__Document extract__
Arya
- Gender: Neutral

Origin
- Word/name: Sanskrit, Old Iranian
- Meaning: "Noble one"

Other names
- See also: Aria, Aryan, Ariana

= Arya (name) =

Arya, also spelled Aarya, Aariya or Ariya (आर्य/आर्या '; 𐎠𐎼𐎡𐎹 آریا ariya) is a name of Indo-Iranian origin. It traces back to the ethnonym and endonym Arya, used by the Indo-Iranians to identify themselves. In both Sanskrit and Avestan, Arya refers to those viewed as a part of a civilized or morally distinguished group, contrasting with non-Aryans. The term appears in ancient religious and historical texts, representing ideals of nobility and virtue. In the Indian subcontinent, the Sanskrit name 'Arya' is used as both a surname and a given name, with the given name appearing in masculine (आर्य ) and feminine (आर्या ) forms.

The personal name Arya is derived from the Sanskrit term ārya (आर्य), which in Vedic and Classical Sanskrit meant “noble”, “honourable”, or “freeman”, and is first attested in ancient Indian texts. The name is widely used in India and Iran, where it carries connotations of an ancient lineage of rich heritage and cultural values.

The name Arya can also be found in countries that carry significant influence by Indian culture and India from where the name originates. For instance, in Indonesia, Arya is commonly used as a masculine given name, particularly in Java and Bali. In Javanese, the name takes variations in the forms of Aryo, Ario, and Aryono. In another Indian-influenced country of Cambodia, Arya is more often given to girls. It is a common name among Hindus.

== Modern usage ==
The 2011 television series Game of Thrones features a character named Arya Stark, increasing the name's popularity among Western audiences. In 2013, BBC News wrote that "the passion and the extreme devotion of fans" had brought about a phenomenon unlike anything related to other popular TV series, manifesting itself in a very broad range of fan labor, such as fan fiction, Game of Thrones-themed burlesque routines, or people naming their children after characters from the series. In 2012, Arya was the fastest-rising girl's name in popularity in the United States, jumping from 711th to 413th position.

(Stored data entries)
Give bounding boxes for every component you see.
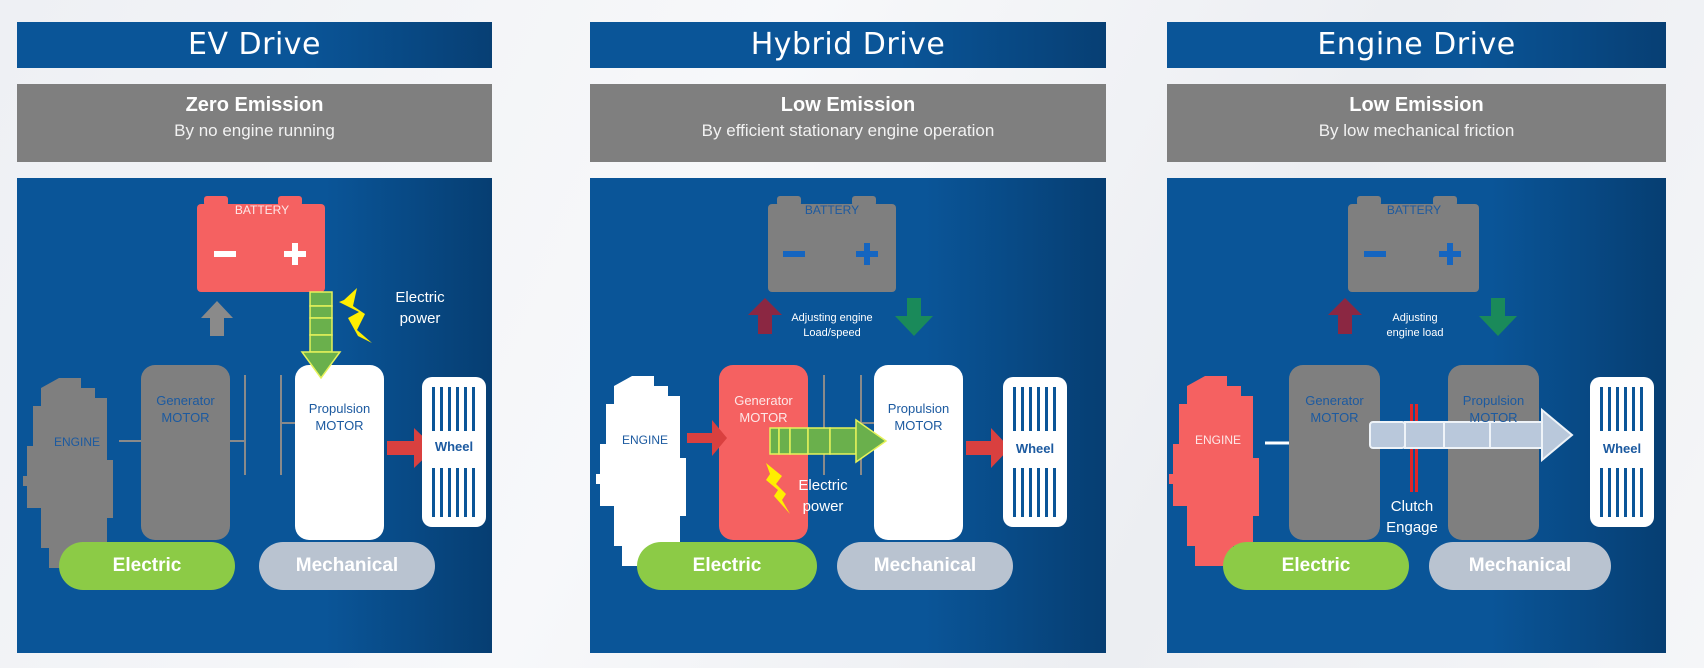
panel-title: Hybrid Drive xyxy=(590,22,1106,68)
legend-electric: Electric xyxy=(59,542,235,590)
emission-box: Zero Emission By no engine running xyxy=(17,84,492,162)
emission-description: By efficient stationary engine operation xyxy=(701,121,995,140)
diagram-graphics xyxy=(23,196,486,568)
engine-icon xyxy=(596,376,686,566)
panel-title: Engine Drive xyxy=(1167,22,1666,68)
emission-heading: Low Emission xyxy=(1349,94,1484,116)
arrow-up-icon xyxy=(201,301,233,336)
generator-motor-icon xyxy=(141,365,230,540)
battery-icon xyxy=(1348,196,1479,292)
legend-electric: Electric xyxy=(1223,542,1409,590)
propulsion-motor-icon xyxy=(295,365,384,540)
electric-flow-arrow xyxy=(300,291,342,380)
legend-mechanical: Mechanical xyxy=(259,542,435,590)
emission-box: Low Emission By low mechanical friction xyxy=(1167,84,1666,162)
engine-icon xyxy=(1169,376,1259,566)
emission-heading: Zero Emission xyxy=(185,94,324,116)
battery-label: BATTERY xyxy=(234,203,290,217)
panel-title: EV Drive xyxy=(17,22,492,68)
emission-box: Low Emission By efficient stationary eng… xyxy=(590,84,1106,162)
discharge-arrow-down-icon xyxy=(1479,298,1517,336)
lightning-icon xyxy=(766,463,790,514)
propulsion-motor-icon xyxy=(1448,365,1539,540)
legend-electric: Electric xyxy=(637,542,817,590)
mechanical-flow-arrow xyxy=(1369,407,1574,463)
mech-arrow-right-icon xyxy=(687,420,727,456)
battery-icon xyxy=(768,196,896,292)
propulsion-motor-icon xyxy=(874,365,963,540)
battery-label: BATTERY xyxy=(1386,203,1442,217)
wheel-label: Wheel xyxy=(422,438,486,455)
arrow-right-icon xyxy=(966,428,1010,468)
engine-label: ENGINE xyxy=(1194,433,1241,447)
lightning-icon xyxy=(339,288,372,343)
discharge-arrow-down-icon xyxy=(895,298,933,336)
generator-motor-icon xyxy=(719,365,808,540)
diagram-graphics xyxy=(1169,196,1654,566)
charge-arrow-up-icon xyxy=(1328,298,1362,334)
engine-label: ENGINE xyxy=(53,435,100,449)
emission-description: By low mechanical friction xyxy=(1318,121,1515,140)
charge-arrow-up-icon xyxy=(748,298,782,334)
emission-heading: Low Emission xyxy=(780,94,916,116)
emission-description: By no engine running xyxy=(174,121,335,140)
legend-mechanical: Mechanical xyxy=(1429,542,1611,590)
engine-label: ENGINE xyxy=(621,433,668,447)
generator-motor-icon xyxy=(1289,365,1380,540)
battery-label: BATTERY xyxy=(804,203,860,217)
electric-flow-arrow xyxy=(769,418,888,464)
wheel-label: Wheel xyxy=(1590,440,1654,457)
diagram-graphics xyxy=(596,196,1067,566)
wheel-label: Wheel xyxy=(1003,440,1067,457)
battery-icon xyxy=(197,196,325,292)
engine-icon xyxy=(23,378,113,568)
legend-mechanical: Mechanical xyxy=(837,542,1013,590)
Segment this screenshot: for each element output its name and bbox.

---

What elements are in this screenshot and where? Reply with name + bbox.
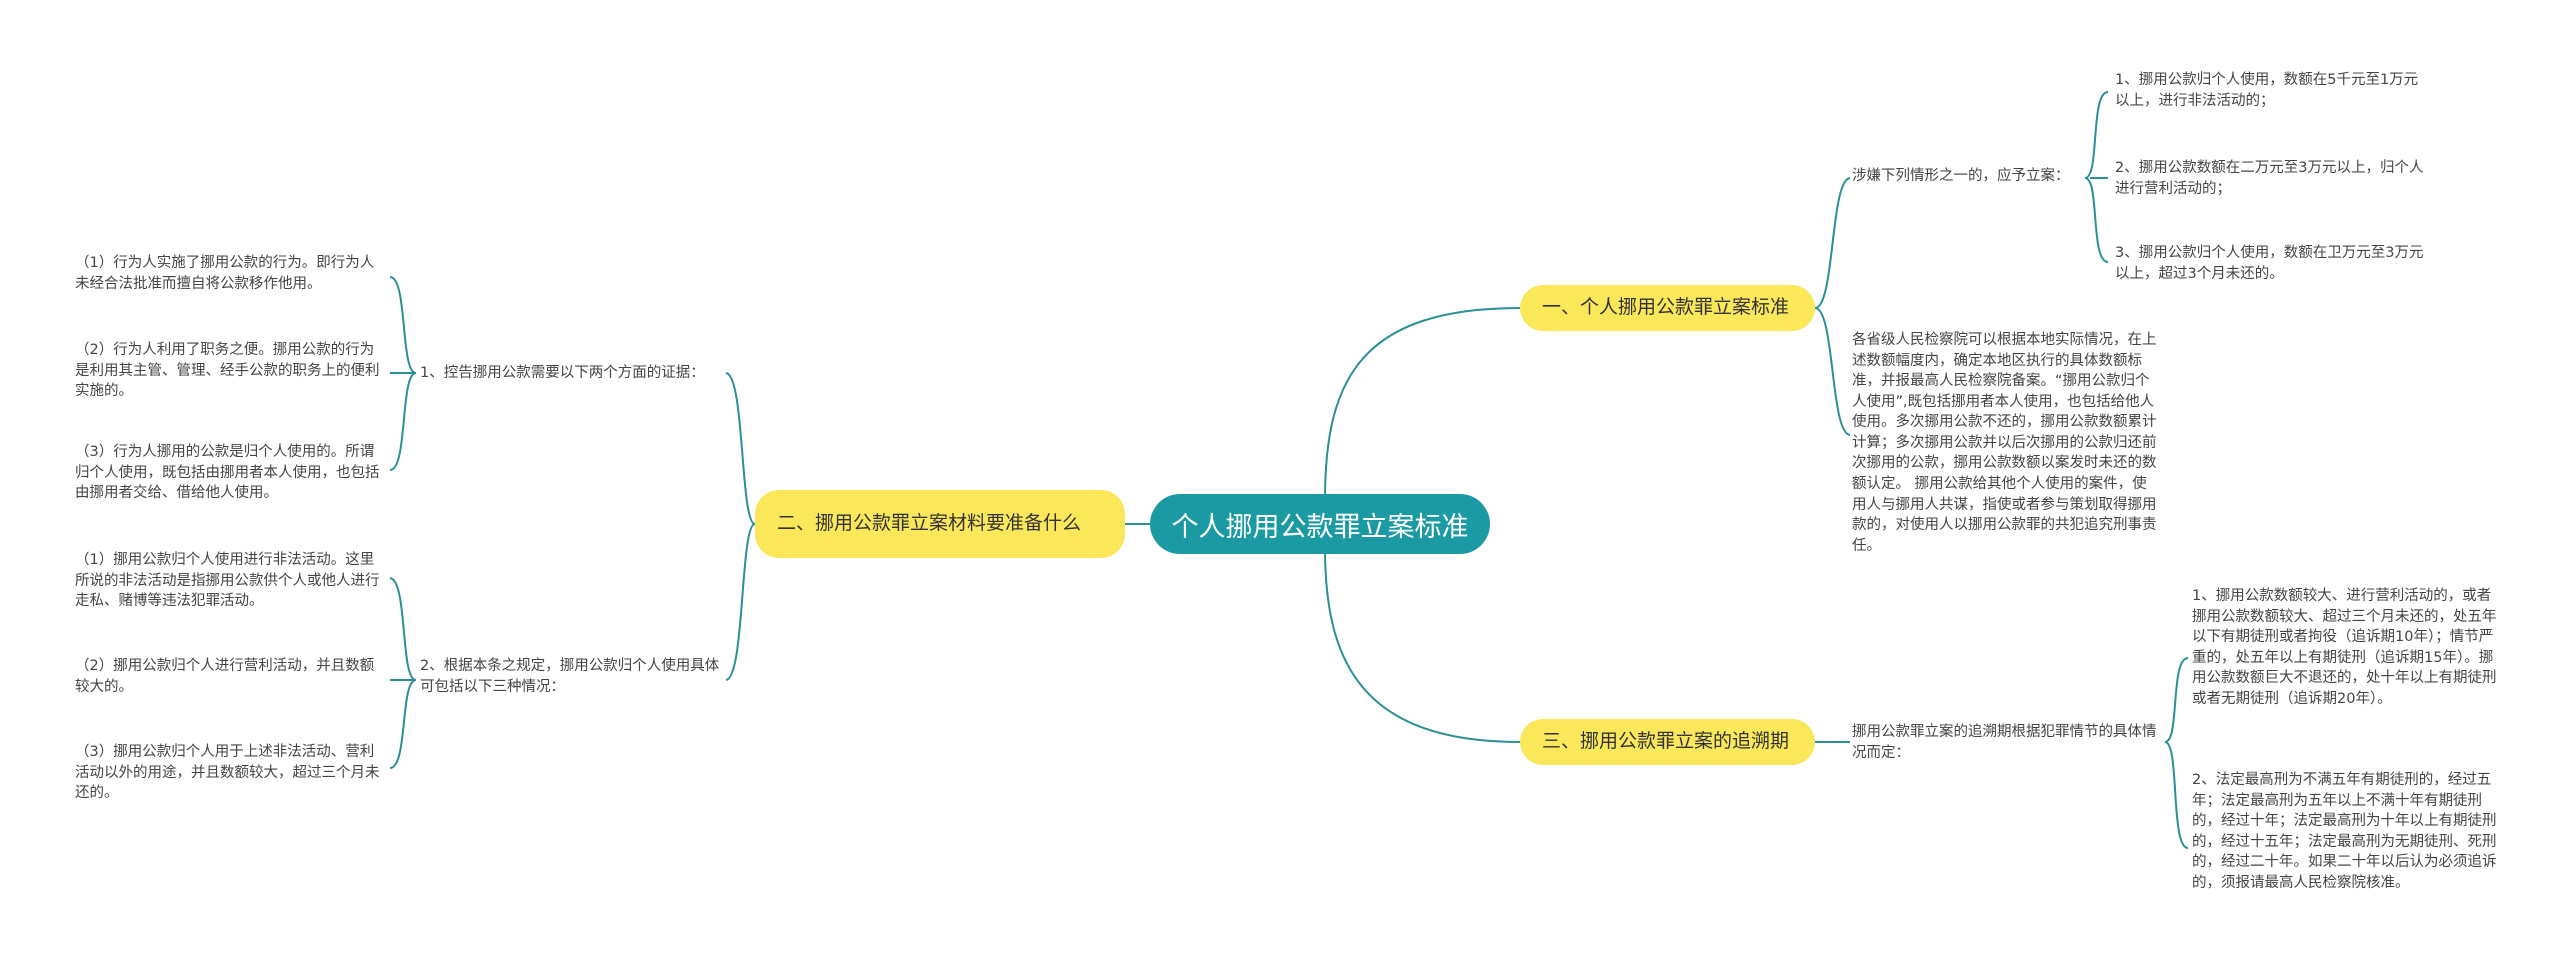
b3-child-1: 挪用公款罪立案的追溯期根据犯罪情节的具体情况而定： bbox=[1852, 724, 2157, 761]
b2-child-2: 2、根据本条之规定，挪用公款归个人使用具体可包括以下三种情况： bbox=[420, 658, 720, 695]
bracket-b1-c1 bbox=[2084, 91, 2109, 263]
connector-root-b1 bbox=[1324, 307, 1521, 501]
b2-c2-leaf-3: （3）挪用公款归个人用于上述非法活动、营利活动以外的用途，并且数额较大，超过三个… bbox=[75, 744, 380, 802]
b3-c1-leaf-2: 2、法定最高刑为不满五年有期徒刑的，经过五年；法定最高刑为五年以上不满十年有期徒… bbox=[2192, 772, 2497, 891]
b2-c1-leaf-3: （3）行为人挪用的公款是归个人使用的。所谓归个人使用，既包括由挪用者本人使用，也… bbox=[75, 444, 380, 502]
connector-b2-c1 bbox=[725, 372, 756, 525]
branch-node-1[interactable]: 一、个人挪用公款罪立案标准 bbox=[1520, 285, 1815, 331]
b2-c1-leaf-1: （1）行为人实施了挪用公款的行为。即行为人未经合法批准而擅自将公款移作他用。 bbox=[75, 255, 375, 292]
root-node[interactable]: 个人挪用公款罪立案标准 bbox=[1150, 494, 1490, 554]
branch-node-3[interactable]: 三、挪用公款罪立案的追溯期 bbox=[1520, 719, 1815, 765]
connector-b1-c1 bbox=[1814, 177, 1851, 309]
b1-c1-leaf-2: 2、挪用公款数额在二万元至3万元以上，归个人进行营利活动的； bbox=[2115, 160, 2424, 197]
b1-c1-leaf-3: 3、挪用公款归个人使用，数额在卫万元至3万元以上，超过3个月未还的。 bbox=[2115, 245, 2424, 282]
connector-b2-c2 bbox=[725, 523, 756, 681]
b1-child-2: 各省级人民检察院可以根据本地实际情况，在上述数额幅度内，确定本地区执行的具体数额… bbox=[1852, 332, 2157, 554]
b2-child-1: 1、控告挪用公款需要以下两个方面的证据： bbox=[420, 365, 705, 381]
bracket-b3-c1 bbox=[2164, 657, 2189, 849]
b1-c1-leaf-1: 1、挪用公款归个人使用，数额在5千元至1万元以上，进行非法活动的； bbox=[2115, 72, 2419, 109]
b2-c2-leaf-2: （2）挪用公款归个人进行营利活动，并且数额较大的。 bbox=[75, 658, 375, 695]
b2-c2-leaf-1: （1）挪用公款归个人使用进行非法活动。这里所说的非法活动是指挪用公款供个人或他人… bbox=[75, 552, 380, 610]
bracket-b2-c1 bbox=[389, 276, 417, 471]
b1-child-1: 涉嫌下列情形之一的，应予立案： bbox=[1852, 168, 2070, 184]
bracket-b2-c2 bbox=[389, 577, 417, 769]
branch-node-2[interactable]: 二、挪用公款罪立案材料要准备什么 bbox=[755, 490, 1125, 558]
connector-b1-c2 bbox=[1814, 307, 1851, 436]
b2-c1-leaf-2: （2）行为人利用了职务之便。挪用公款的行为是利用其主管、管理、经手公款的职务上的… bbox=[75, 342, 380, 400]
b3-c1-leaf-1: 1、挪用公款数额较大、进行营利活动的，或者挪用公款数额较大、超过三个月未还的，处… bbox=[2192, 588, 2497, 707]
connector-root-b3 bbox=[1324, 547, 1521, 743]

__Stated exercise A__
Summarize the article on the name Arya in two sentences.
__Stated exercise B__
According to the article on the name Arya, in which Indian-influenced country is Arya more often given to girls?
__Stated exercise C__
Write the next part of the article on the name Arya, picking up after its final sentence.
The stored data entries are not needed here.

__Expected output A__
Arya is a name of Indo-Iranian origin, derived from the Sanskrit term ārya meaning "noble," "honourable," or "freeman," and it is widely used in India and Iran as well as in Indian-influenced countries such as Indonesia and Cambodia. The character Arya Stark in Game of Thrones increased the name's popularity among Western audiences, and in 2012 it was the fastest-rising girl's name in the United States.

__Expected output B__
Cambodia.

__Expected output C__
It peaked in popularity in the United States in 2019, when it was the 92nd most popular name for newborn girls. It fell to 120th position on the U.S. popularity chart in 2021. The name entered the top 200 most commonly used names for girls born in England and Wales in 2017.

== People with the name ==
=== India ===
====Mononym ====
- Arya (actor) (born 1980), south Indian actor
- Arya (actress), Indian actress (Arya Babu, stage name Arya Badai)

==== Given name ====
- Aarya Ambekar (born 1994), Marathi playback singer
- Aarya Babbar (born 1981), Indian actor
- Arya Gopi, Indian Malayalam-language poet
- Arya Rohit, Indian actress
- Arya Bhatta (476–550), Indian mathematician

==== Surname ====
- A. S. Arya, Indian structural engineer
- Aditi Arya, Indian model
- Anita Arya, Indian politician from the BJP
- Chandra Arya, Canadian-Indian politician
- Chaudhari Kumbharam Arya, Indian freedom fighter and leader
- Ishan Arya, Indian cinematographer and producer
- Priyansh Arya, Indian Premier League cricket player and opening batsman.
- Ritu Arya, English-Indian actress
- Satyadeo Narain Arya, Indian politician from Bihar
- Shraddha Arya, Indian actress from the Telugu film industry
- Shubhavi Arya, Indian animator
- S. N. Arya, Indian physician and writer
- S. P. Y. Surendranath Arya, Indian independence activist
- Yashpal Arya, Indian politician from the National Congress

=== Indonesia ===
- Arya Penangsang, Sultan of Demak (1549–1554)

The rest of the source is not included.